## Begin
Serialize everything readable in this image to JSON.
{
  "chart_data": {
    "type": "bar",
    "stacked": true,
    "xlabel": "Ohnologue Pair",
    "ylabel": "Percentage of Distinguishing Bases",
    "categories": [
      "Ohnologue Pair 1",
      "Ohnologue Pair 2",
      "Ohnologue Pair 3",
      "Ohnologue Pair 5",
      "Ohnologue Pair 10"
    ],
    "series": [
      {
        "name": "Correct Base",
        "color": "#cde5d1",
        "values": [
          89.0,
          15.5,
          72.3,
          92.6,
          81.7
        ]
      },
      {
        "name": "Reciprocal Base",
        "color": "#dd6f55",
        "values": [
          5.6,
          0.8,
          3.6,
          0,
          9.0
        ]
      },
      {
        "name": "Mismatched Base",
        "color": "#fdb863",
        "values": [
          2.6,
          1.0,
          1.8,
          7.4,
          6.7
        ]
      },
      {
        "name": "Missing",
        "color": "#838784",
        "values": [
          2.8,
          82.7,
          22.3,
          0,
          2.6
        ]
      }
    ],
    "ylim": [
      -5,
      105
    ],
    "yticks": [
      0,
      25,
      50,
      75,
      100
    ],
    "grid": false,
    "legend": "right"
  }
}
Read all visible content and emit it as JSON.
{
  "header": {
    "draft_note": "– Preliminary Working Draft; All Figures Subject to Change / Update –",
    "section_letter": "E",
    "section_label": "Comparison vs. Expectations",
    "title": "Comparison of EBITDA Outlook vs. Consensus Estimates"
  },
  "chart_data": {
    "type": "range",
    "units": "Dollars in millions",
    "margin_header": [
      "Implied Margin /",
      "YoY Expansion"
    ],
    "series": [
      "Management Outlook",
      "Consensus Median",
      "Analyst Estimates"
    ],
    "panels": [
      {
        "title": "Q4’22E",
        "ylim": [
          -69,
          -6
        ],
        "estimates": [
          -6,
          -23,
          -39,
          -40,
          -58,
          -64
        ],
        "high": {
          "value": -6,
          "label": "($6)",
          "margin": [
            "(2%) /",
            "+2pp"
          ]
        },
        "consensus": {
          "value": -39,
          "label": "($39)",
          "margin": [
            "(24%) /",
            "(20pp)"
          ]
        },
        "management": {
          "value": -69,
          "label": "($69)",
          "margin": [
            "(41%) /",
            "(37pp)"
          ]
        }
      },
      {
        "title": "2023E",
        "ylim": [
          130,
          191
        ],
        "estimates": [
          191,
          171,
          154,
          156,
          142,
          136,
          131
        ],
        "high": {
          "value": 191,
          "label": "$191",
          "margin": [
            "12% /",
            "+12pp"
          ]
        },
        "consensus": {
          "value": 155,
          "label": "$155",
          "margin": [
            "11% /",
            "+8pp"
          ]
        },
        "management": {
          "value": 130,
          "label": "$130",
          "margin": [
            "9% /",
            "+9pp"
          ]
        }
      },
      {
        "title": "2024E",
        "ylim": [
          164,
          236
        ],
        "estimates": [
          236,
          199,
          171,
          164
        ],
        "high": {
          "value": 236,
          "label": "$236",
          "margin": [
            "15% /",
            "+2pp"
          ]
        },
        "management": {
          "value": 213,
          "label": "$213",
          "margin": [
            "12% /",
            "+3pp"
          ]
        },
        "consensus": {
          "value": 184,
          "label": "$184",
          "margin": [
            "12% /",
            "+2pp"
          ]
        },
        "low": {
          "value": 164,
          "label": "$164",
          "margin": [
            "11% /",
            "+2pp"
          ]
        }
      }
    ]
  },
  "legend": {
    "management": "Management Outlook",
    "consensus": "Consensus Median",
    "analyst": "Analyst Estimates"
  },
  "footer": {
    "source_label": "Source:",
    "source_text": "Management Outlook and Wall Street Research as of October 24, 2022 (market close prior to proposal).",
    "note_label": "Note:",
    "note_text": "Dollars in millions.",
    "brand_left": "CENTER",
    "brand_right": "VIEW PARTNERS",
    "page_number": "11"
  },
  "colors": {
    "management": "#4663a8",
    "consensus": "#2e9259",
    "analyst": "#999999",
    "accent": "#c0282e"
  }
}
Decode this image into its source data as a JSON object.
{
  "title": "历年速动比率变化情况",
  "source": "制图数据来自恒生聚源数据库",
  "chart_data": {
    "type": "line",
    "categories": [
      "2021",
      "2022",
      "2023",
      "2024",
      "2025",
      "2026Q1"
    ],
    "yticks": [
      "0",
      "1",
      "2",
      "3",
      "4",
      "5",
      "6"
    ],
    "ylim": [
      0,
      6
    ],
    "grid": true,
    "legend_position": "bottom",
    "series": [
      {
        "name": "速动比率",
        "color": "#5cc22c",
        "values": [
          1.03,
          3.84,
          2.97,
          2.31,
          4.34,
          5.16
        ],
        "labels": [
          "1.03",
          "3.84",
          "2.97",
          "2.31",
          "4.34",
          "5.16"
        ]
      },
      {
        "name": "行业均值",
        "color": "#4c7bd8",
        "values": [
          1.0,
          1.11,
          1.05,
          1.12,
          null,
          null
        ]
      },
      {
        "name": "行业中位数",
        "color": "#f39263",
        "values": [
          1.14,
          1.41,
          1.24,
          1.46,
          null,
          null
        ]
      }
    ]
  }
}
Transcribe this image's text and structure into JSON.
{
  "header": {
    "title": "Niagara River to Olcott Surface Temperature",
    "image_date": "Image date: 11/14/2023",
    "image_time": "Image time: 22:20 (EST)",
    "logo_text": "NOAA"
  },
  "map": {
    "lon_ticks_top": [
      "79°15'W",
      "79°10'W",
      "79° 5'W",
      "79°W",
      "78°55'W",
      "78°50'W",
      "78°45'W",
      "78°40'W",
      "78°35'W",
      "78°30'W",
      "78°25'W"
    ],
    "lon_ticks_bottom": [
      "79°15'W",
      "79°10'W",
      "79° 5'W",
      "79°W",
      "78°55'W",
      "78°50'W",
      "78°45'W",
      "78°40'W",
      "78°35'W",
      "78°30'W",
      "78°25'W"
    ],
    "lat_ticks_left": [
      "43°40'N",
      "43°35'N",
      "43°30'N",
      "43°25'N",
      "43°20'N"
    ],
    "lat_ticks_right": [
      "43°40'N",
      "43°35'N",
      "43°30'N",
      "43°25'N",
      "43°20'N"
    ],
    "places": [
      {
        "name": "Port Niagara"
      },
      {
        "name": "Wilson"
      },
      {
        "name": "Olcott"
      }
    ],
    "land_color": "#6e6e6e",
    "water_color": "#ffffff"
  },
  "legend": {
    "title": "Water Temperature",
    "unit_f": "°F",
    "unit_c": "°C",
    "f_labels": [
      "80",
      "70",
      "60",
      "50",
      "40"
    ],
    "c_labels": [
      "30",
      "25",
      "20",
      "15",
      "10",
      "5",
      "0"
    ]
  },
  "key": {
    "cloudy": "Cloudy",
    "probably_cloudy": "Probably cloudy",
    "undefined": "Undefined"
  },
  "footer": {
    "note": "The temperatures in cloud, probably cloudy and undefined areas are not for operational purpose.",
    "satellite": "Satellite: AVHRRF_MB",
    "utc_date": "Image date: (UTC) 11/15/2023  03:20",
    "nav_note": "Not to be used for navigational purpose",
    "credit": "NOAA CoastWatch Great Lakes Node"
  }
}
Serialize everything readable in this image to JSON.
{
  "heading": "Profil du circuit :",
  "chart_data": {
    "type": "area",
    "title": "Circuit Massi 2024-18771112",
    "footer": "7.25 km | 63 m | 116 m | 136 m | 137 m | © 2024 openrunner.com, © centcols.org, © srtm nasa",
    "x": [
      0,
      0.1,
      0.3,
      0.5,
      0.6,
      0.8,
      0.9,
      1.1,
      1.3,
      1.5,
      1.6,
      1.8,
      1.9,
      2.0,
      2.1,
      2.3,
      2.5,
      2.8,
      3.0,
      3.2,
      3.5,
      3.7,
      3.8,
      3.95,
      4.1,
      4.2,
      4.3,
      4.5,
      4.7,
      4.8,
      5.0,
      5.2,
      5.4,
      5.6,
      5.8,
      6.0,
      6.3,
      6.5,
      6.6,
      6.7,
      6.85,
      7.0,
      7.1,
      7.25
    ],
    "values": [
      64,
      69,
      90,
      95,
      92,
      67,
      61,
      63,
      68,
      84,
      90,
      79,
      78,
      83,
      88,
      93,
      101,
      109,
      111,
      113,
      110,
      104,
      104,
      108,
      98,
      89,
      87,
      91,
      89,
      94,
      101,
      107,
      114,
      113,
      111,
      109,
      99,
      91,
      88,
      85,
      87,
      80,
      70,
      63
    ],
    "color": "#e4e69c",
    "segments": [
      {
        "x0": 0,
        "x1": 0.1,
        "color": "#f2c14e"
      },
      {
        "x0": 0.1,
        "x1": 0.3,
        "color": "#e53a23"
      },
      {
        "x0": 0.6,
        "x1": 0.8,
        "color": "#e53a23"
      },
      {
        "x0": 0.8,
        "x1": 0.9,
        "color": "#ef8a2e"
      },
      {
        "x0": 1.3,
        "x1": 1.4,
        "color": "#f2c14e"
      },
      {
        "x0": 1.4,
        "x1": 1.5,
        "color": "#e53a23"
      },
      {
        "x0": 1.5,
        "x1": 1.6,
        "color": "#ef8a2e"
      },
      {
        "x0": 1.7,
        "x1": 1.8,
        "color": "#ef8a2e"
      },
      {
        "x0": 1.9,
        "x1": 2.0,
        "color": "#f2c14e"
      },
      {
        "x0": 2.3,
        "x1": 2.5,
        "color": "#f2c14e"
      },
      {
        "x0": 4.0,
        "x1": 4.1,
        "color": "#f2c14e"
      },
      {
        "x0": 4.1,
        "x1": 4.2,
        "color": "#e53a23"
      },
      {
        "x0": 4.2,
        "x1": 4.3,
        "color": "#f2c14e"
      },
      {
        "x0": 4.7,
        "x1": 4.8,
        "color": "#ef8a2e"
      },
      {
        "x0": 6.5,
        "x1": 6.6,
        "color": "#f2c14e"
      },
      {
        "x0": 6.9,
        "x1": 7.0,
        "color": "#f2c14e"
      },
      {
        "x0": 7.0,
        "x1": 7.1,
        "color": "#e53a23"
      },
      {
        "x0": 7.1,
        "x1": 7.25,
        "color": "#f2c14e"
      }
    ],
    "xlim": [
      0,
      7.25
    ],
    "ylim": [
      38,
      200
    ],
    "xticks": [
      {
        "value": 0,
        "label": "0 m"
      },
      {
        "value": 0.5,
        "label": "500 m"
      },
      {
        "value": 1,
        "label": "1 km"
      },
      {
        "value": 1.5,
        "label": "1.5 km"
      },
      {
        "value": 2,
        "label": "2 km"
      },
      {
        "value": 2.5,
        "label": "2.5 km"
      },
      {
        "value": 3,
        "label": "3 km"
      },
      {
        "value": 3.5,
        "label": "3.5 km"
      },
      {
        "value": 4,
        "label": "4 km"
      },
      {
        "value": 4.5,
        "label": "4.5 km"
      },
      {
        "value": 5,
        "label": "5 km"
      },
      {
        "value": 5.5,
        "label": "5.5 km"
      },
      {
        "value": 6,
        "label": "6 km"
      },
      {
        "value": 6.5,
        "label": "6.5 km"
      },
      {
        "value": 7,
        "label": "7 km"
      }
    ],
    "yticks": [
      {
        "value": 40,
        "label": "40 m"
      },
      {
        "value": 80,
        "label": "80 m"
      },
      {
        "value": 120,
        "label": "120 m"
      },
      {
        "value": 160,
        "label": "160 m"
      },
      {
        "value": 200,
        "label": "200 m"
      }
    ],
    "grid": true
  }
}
## End
Each line of the material that holds the string "type" counts once; give the total alone.

4